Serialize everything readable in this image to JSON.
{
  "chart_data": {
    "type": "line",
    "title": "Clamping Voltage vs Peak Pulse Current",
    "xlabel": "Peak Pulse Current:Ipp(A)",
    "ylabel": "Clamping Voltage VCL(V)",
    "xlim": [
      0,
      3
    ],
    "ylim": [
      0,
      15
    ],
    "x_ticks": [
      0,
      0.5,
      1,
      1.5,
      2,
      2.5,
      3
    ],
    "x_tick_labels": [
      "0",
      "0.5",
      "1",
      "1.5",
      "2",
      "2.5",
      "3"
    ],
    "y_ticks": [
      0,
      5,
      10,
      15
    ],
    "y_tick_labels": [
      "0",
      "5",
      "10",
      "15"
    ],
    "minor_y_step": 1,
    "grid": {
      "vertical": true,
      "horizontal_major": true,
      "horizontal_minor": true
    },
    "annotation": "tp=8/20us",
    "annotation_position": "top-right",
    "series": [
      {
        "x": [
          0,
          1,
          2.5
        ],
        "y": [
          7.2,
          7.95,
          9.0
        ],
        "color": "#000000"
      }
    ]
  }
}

# # # # # # #

** Exercise brief **
Using the listing, say how many lines include the word "Clamping", and add nothing else.

** Correct response **
2